* What the exercise asks *
Gather up every line from the entries below that uses the word "Haupt".

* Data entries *
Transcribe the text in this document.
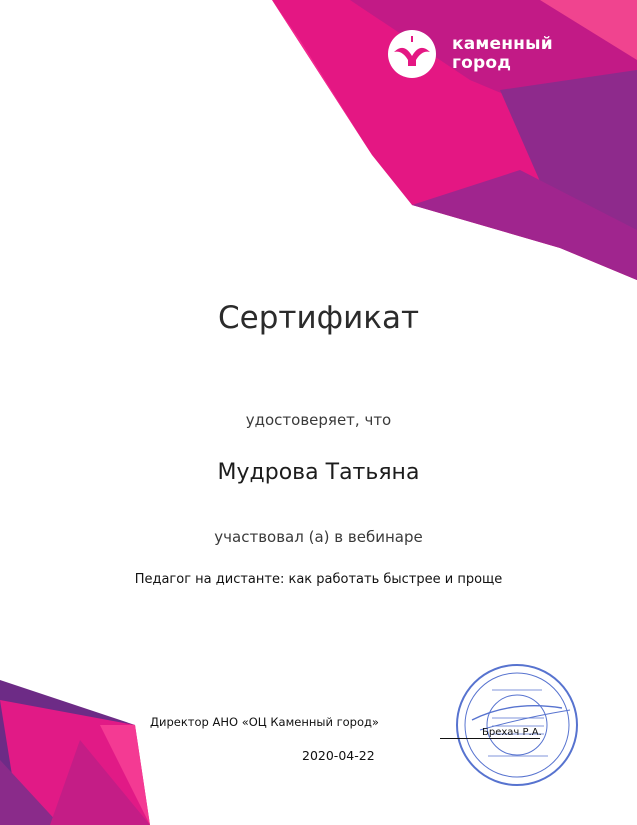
каменный
город
Сертификат
удостоверяет, что
Мудрова Татьяна
участвовал (а) в вебинаре
Педагог на дистанте: как работать быстрее и проще
Директор АНО «ОЦ Каменный город»
Брехач Р.А.
2020-04-22
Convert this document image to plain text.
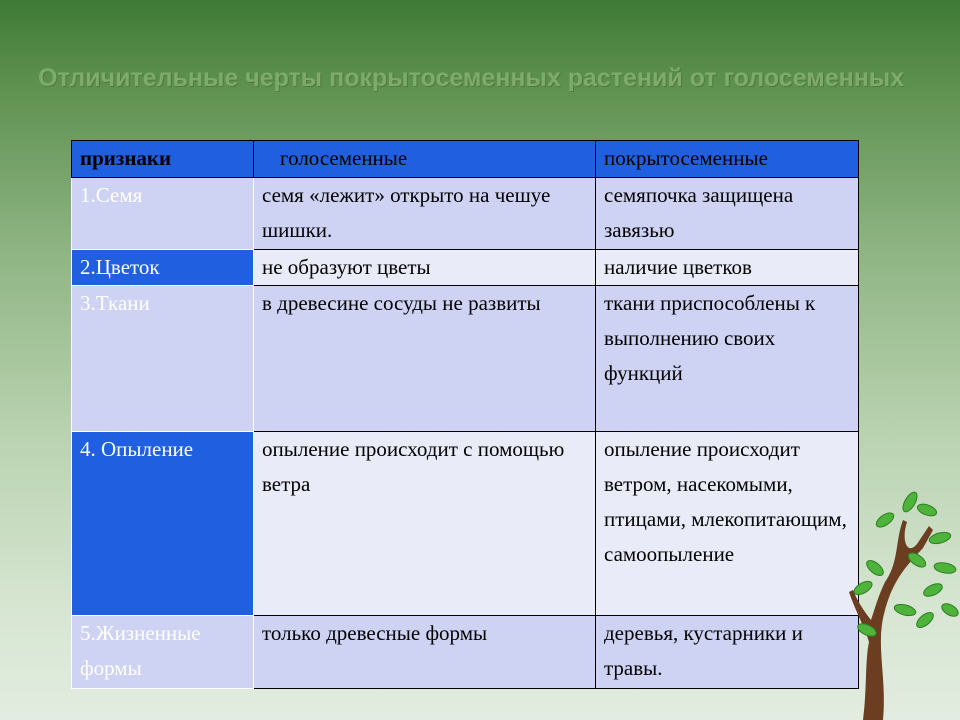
Отличительные черты покрытосеменных растений от голосеменных
признаки	голосеменные	покрытосеменные
1.Семя	семя «лежит» открыто на чешуе шишки.	семяпочка защищена завязью
2.Цветок	не образуют цветы	наличие цветков
3.Ткани	в древесине сосуды не развиты	ткани приспособлены к выполнению своих функций
4. Опыление	опыление происходит с помощью ветра	опыление происходит ветром, насекомыми, птицами, млекопитающим, самоопыление
5.Жизненные формы	только древесные формы	деревья, кустарники и травы.
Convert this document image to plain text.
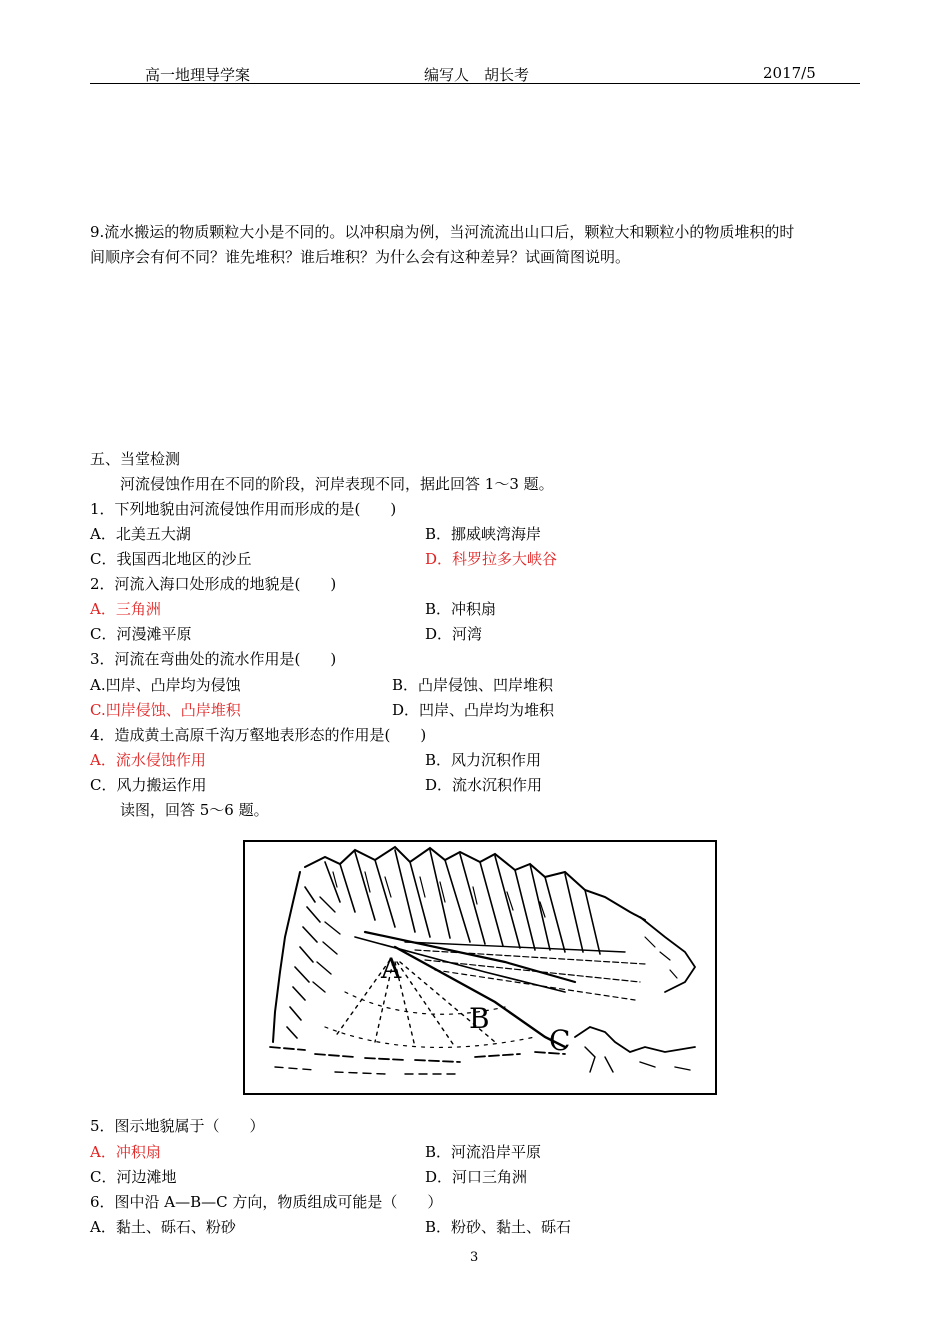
高一地理导学案	编写人　胡长考	2017/5
9.流水搬运的物质颗粒大小是不同的。以冲积扇为例，当河流流出山口后，颗粒大和颗粒小的物质堆积的时
间顺序会有何不同？谁先堆积？谁后堆积？为什么会有这种差异？试画简图说明。
五、当堂检测
河流侵蚀作用在不同的阶段，河岸表现不同，据此回答 1～3 题。
1．下列地貌由河流侵蚀作用而形成的是(　　)
A．北美五大湖	B．挪威峡湾海岸
C．我国西北地区的沙丘	D．科罗拉多大峡谷
2．河流入海口处形成的地貌是(　　)
A．三角洲	B．冲积扇
C．河漫滩平原	D．河湾
3．河流在弯曲处的流水作用是(　　)
A.凹岸、凸岸均为侵蚀	B．凸岸侵蚀、凹岸堆积
C.凹岸侵蚀、凸岸堆积	D．凹岸、凸岸均为堆积
4．造成黄土高原千沟万壑地表形态的作用是(　　)
A．流水侵蚀作用	B．风力沉积作用
C．风力搬运作用	D．流水沉积作用
读图，回答 5～6 题。
A
B
C
5．图示地貌属于（　　）
A．冲积扇	B．河流沿岸平原
C．河边滩地	D．河口三角洲
6．图中沿 A—B—C 方向，物质组成可能是（　　）
A．黏土、砾石、粉砂	B．粉砂、黏土、砾石
3
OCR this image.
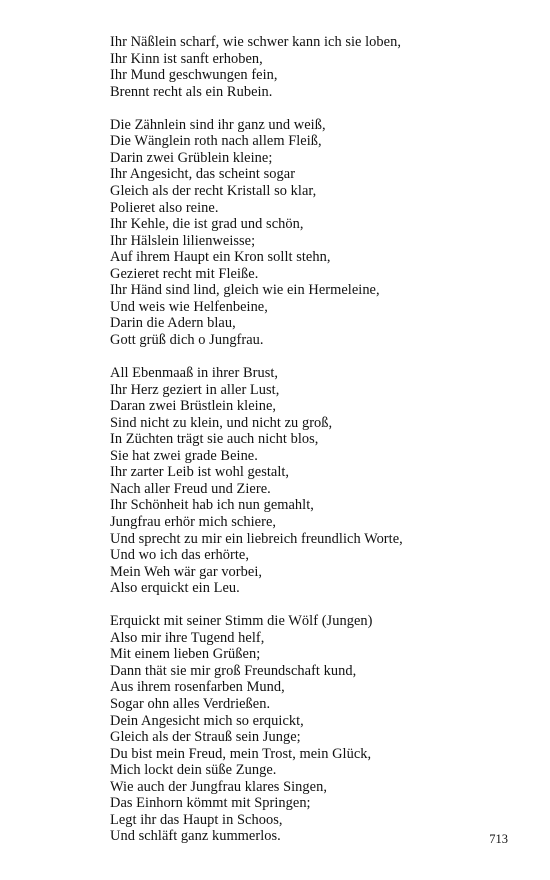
Ihr Näßlein scharf, wie schwer kann ich sie loben,
Ihr Kinn ist sanft erhoben,
Ihr Mund geschwungen fein,
Brennt recht als ein Rubein.
Die Zähnlein sind ihr ganz und weiß,
Die Wänglein roth nach allem Fleiß,
Darin zwei Grüblein kleine;
Ihr Angesicht, das scheint sogar
Gleich als der recht Kristall so klar,
Polieret also reine.
Ihr Kehle, die ist grad und schön,
Ihr Hälslein lilienweisse;
Auf ihrem Haupt ein Kron sollt stehn,
Gezieret recht mit Fleiße.
Ihr Händ sind lind, gleich wie ein Hermeleine,
Und weis wie Helfenbeine,
Darin die Adern blau,
Gott grüß dich o Jungfrau.
All Ebenmaaß in ihrer Brust,
Ihr Herz geziert in aller Lust,
Daran zwei Brüstlein kleine,
Sind nicht zu klein, und nicht zu groß,
In Züchten trägt sie auch nicht blos,
Sie hat zwei grade Beine.
Ihr zarter Leib ist wohl gestalt,
Nach aller Freud und Ziere.
Ihr Schönheit hab ich nun gemahlt,
Jungfrau erhör mich schiere,
Und sprecht zu mir ein liebreich freundlich Worte,
Und wo ich das erhörte,
Mein Weh wär gar vorbei,
Also erquickt ein Leu.
Erquickt mit seiner Stimm die Wölf (Jungen)
Also mir ihre Tugend helf,
Mit einem lieben Grüßen;
Dann thät sie mir groß Freundschaft kund,
Aus ihrem rosenfarben Mund,
Sogar ohn alles Verdrießen.
Dein Angesicht mich so erquickt,
Gleich als der Strauß sein Junge;
Du bist mein Freud, mein Trost, mein Glück,
Mich lockt dein süße Zunge.
Wie auch der Jungfrau klares Singen,
Das Einhorn kömmt mit Springen;
Legt ihr das Haupt in Schoos,
Und schläft ganz kummerlos.	713
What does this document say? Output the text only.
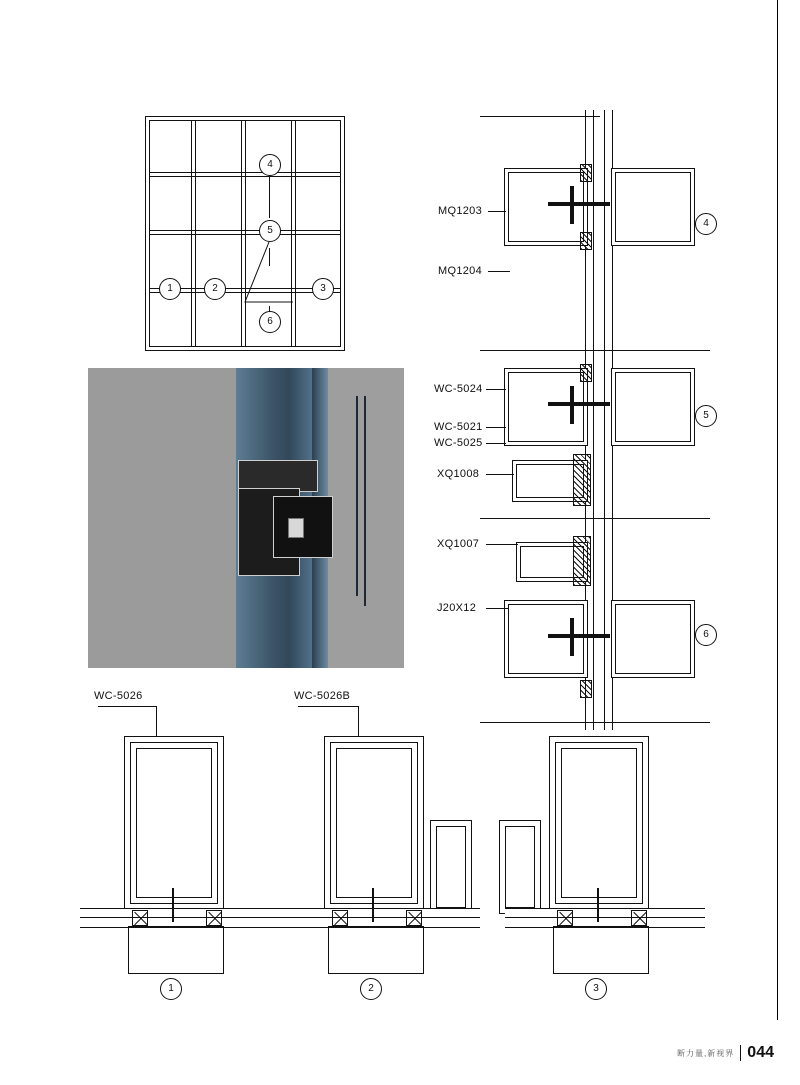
1	2	3
4
5
6
MQ1203
MQ1204
WC-5024
WC-5021
WC-5025
XQ1008
XQ1007
J20X12
4
5
6
WC-5026	WC-5026B
1	2	3
断力量,新视界 044
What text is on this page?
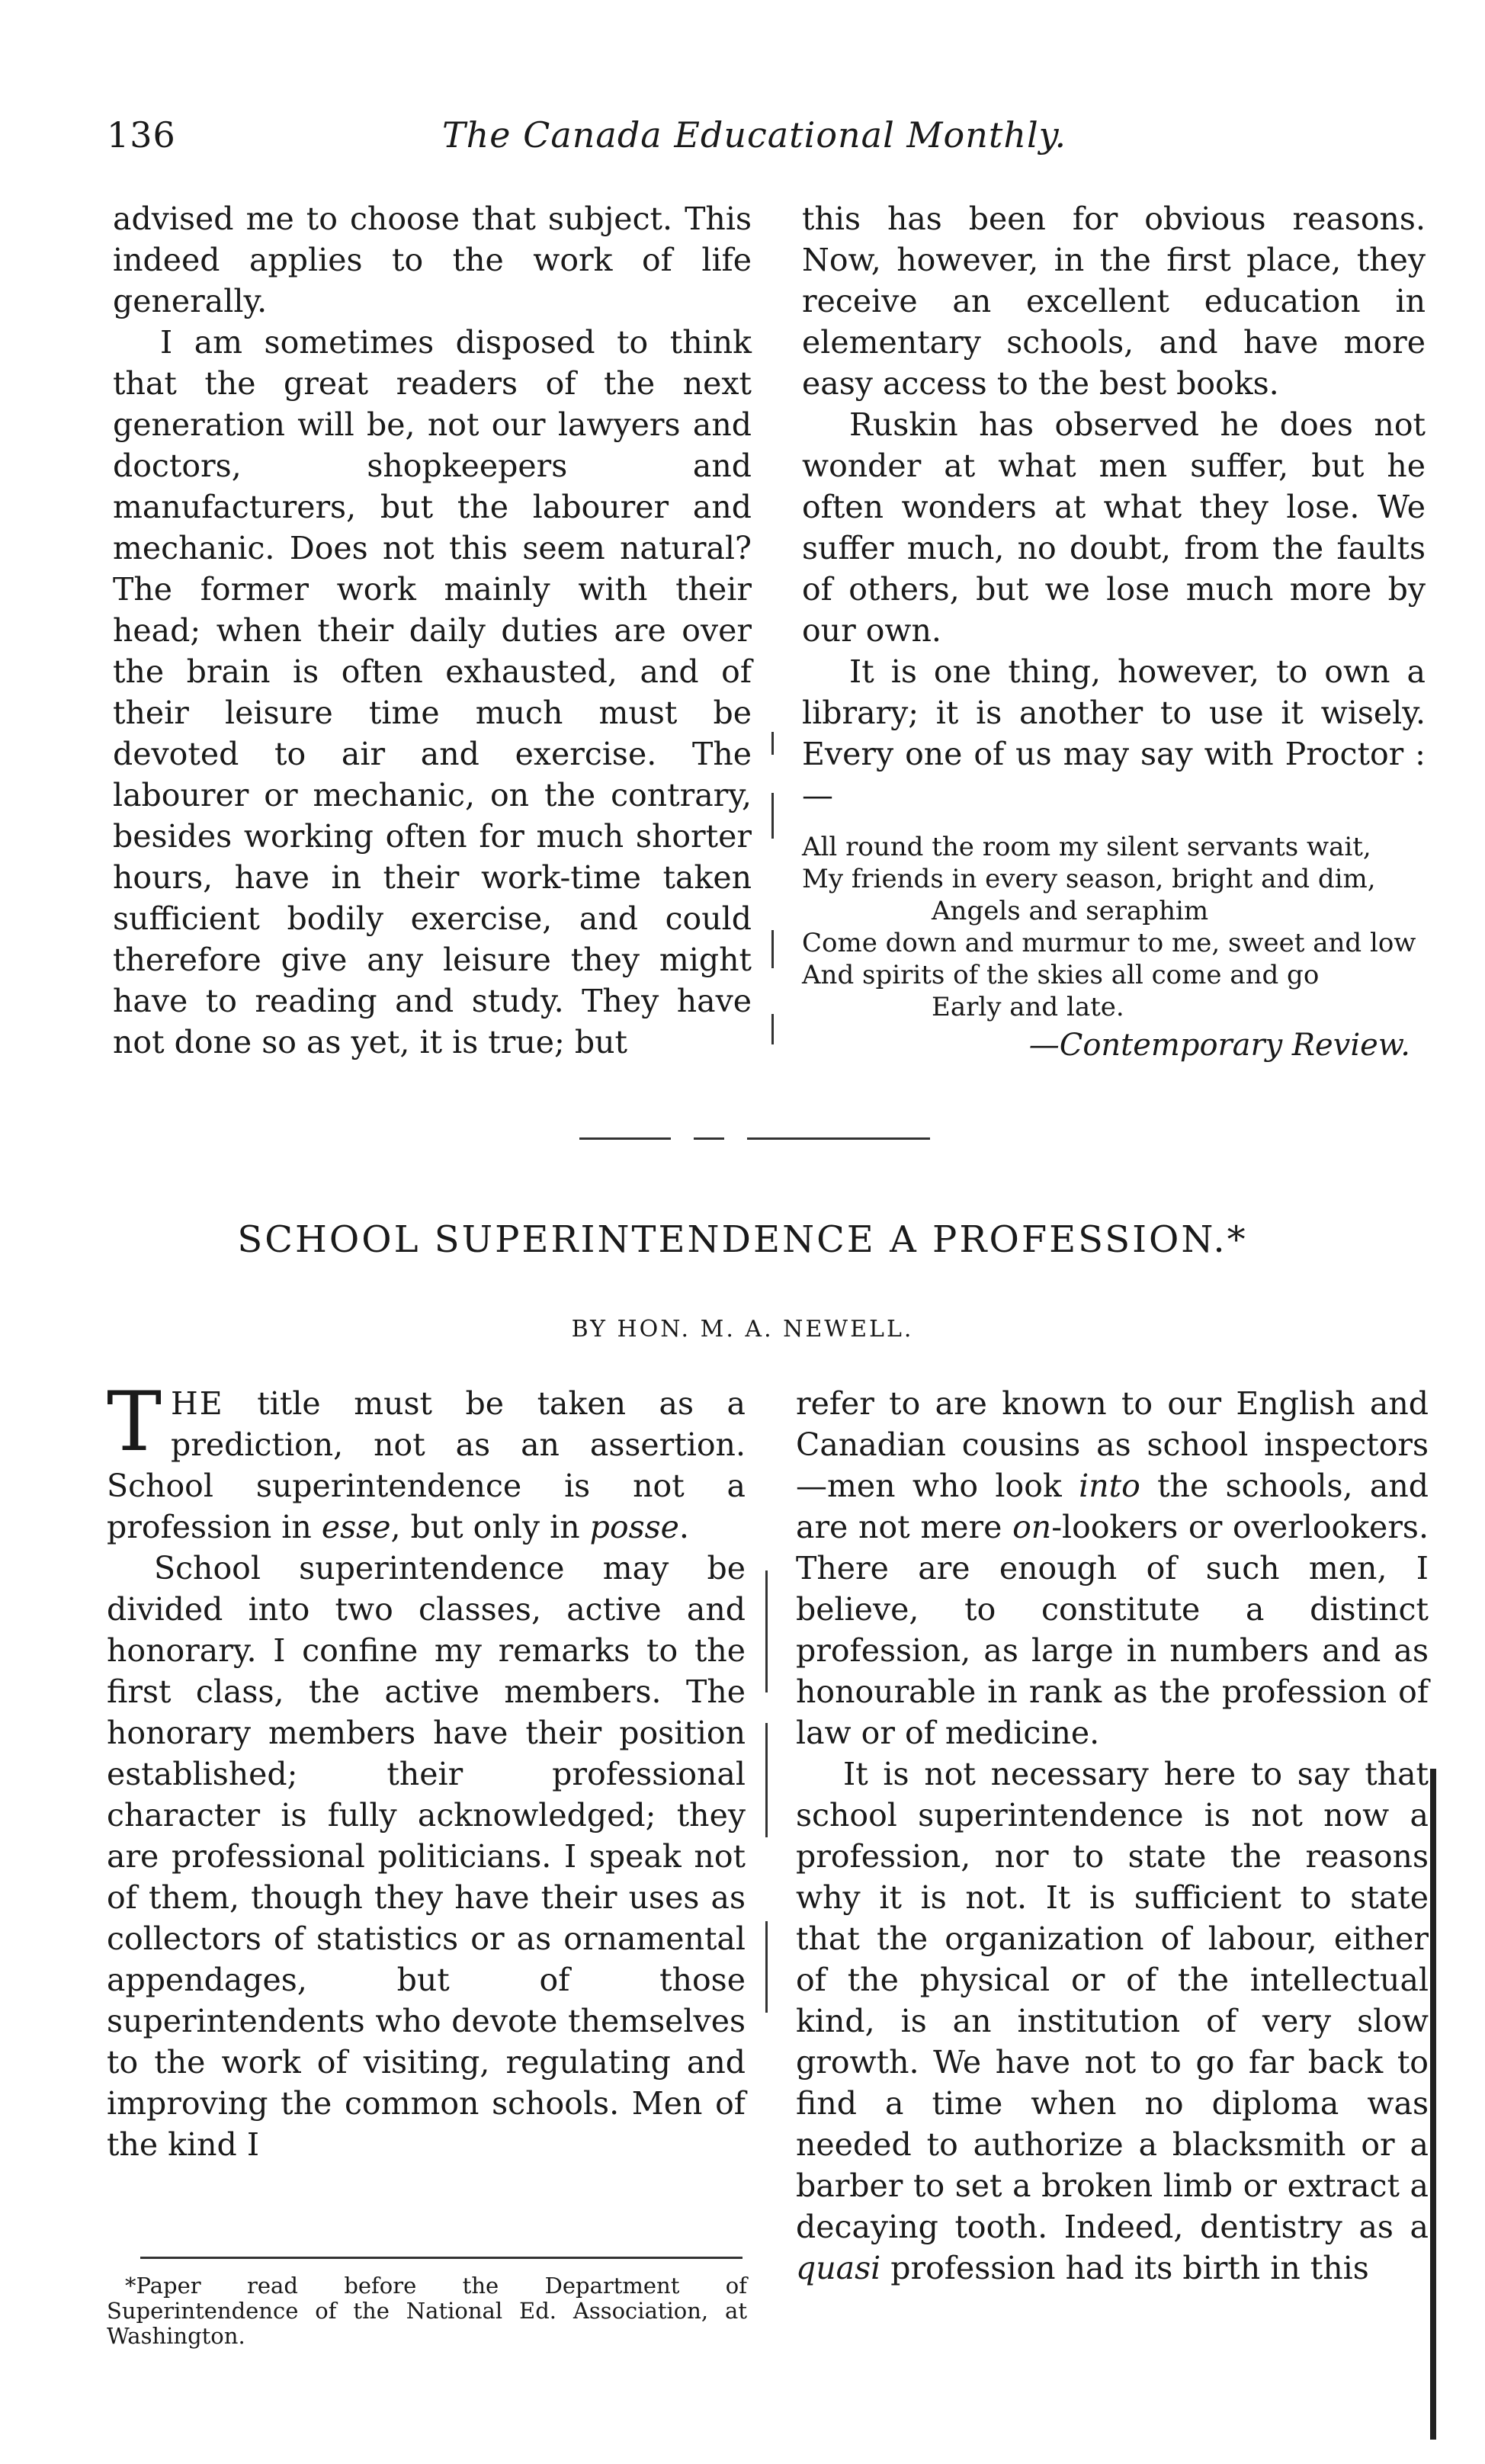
136	The Canada Educational Monthly.

advised me to choose that subject. This indeed applies to the work of life generally.

I am sometimes disposed to think that the great readers of the next generation will be, not our lawyers and doctors, shopkeepers and manufacturers, but the labourer and mechanic. Does not this seem natural? The former work mainly with their head; when their daily duties are over the brain is often exhausted, and of their leisure time much must be devoted to air and exercise. The labourer or mechanic, on the contrary, besides working often for much shorter hours, have in their work-time taken sufficient bodily exercise, and could therefore give any leisure they might have to reading and study. They have not done so as yet, it is true; but

this has been for obvious reasons. Now, however, in the first place, they receive an excellent education in elementary schools, and have more easy access to the best books.

Ruskin has observed he does not wonder at what men suffer, but he often wonders at what they lose. We suffer much, no doubt, from the faults of others, but we lose much more by our own.

It is one thing, however, to own a library; it is another to use it wisely. Every one of us may say with Proctor :—

All round the room my silent servants wait,
My friends in every season, bright and dim,
Angels and seraphim
Come down and murmur to me, sweet and low
And spirits of the skies all come and go
Early and late.
—Contemporary Review.
SCHOOL SUPERINTENDENCE A PROFESSION.*
BY HON. M. A. NEWELL.

THE title must be taken as a prediction, not as an assertion. School superintendence is not a profession in esse, but only in posse.

School superintendence may be divided into two classes, active and honorary. I confine my remarks to the first class, the active members. The honorary members have their position established; their professional character is fully acknowledged; they are professional politicians. I speak not of them, though they have their uses as collectors of statistics or as ornamental appendages, but of those superintendents who devote themselves to the work of visiting, regulating and improving the common schools. Men of the kind I

refer to are known to our English and Canadian cousins as school inspectors—men who look into the schools, and are not mere on-lookers or overlookers. There are enough of such men, I believe, to constitute a distinct profession, as large in numbers and as honourable in rank as the profession of law or of medicine.

It is not necessary here to say that school superintendence is not now a profession, nor to state the reasons why it is not. It is sufficient to state that the organization of labour, either of the physical or of the intellectual kind, is an institution of very slow growth. We have not to go far back to find a time when no diploma was needed to authorize a blacksmith or a barber to set a broken limb or extract a decaying tooth. Indeed, dentistry as a quasi profession had its birth in this

*Paper read before the Department of Superintendence of the National Ed. Association, at Washington.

* Written response *
Auf ihrem Haupt ein Kron sollt stehn,
Legt ihr das Haupt in Schoos,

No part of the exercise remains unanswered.